List, from the lines below, each one with "BELT" in it.

=== DATA FOR PROCESSING ===

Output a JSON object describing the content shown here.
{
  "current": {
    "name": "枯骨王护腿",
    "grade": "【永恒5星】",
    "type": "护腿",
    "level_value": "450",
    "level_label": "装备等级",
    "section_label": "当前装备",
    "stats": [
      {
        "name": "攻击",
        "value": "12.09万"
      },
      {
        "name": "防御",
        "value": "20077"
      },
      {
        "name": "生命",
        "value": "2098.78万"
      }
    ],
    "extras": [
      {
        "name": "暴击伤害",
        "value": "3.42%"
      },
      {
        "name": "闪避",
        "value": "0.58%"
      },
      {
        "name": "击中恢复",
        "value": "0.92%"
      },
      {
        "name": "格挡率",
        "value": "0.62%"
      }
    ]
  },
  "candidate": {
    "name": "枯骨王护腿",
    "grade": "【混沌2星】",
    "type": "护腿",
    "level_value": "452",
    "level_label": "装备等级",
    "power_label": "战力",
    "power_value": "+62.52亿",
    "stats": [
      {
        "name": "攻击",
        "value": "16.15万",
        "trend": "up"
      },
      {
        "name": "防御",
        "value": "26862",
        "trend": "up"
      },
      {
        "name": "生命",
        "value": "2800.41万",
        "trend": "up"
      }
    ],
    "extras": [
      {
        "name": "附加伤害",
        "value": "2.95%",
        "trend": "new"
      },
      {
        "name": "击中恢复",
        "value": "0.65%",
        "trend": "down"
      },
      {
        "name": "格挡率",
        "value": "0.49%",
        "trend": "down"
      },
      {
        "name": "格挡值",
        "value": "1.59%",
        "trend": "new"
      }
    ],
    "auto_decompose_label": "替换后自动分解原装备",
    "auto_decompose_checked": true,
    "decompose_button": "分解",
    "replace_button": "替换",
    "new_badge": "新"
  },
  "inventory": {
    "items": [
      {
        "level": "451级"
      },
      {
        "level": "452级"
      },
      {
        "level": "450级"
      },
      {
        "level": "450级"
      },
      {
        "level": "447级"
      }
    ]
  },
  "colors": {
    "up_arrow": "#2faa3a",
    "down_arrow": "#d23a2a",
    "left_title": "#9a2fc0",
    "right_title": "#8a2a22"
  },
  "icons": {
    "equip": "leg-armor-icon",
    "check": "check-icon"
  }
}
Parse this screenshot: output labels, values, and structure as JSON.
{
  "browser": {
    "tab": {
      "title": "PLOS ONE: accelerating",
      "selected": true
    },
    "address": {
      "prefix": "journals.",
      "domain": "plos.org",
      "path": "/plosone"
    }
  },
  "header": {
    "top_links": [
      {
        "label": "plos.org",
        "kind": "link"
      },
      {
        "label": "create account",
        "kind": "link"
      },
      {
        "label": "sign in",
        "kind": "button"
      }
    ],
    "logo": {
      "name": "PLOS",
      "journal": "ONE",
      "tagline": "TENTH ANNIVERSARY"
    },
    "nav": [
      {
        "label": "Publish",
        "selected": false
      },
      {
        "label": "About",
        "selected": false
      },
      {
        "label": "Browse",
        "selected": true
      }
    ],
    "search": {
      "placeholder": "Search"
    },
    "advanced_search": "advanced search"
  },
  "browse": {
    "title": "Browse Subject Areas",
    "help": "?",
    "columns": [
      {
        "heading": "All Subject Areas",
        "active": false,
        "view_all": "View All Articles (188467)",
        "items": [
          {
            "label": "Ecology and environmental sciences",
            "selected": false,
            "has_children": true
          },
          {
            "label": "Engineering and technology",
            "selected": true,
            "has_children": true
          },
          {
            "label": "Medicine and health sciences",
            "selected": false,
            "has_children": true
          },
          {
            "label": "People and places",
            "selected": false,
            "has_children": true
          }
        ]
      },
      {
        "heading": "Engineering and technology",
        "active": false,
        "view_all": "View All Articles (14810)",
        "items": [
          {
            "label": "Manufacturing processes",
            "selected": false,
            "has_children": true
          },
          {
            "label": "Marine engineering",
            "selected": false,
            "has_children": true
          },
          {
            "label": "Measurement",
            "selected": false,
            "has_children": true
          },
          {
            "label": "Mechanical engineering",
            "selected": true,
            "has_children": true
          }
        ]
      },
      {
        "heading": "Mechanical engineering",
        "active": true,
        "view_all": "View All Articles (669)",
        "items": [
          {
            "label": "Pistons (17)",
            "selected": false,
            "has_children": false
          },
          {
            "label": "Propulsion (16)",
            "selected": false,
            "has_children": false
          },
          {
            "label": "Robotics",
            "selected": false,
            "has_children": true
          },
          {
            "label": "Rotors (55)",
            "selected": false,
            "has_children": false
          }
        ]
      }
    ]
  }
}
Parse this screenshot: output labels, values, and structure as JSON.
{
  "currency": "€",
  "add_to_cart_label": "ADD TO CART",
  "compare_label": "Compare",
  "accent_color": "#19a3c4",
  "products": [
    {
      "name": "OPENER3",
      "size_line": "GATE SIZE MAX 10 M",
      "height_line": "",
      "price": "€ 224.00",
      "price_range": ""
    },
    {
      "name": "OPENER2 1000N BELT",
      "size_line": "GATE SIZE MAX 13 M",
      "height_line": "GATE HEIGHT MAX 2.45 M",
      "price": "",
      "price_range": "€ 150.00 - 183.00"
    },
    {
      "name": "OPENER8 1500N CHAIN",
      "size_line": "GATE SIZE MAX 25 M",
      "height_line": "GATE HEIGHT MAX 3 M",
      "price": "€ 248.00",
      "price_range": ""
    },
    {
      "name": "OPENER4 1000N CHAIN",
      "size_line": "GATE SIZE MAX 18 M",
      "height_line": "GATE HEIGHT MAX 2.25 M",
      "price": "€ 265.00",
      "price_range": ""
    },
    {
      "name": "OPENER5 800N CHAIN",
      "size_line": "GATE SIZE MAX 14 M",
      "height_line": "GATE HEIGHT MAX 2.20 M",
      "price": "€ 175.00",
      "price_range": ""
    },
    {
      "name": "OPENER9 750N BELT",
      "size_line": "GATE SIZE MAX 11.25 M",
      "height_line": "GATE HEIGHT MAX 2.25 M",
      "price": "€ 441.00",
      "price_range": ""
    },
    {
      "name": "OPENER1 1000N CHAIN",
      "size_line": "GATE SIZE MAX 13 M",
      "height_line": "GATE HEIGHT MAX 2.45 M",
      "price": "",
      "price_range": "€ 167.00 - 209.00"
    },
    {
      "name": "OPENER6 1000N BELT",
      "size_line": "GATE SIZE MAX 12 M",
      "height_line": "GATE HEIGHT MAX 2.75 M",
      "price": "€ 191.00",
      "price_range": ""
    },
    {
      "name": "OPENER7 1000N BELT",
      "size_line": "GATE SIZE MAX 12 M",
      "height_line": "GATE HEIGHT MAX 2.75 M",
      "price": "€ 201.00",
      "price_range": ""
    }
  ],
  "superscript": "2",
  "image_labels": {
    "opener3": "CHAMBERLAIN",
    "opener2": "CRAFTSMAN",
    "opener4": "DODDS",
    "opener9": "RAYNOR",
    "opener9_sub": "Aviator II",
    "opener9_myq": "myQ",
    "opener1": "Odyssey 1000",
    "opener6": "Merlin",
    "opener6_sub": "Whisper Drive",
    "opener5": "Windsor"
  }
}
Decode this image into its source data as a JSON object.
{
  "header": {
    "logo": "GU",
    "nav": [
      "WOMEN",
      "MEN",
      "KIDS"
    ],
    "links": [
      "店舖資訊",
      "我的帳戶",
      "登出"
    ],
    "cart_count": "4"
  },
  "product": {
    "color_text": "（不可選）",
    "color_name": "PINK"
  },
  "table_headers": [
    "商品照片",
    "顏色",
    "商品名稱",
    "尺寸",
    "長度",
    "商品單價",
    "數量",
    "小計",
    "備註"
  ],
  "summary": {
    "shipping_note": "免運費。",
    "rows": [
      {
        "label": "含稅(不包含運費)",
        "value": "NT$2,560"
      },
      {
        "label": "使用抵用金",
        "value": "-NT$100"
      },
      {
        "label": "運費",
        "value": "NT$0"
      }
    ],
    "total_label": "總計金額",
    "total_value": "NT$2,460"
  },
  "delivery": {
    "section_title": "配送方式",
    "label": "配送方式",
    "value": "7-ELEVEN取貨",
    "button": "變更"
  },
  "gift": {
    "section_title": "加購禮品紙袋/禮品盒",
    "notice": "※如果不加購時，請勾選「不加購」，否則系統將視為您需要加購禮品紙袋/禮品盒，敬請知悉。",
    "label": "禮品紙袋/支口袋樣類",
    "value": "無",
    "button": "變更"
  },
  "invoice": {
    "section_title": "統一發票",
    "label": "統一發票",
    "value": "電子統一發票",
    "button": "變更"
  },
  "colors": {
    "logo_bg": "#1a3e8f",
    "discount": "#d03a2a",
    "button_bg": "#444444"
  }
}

===

**THE SOLUTION**
      "name": "OPENER2 1000N BELT",
      "name": "OPENER9 750N BELT",
      "name": "OPENER6 1000N BELT",
      "name": "OPENER7 1000N BELT",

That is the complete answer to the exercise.